(Records from a dataset)
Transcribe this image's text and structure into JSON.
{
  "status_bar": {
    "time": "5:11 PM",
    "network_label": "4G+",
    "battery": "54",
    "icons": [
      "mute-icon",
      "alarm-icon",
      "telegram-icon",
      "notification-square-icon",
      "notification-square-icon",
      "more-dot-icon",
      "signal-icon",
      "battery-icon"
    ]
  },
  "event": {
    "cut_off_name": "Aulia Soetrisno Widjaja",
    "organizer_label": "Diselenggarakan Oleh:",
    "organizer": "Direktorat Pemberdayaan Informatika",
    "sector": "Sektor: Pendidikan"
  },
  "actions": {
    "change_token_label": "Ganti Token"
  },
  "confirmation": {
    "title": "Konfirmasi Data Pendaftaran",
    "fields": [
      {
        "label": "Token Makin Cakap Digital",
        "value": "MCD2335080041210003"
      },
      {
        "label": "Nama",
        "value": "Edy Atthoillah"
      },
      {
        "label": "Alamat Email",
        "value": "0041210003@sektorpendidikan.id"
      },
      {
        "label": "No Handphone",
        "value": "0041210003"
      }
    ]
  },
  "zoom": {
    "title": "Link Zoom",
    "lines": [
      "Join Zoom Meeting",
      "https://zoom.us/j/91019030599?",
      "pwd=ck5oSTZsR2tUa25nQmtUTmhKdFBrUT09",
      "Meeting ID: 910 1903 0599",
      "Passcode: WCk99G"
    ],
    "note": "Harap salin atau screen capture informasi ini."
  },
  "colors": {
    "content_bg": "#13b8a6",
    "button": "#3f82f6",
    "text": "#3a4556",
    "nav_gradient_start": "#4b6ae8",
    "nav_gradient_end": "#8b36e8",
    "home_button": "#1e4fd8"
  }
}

Task goal
Go through the material and copy out every line with "text" in it.

Reply
Transcribe this image's text and structure into JSON.
    "text": "#3a4556",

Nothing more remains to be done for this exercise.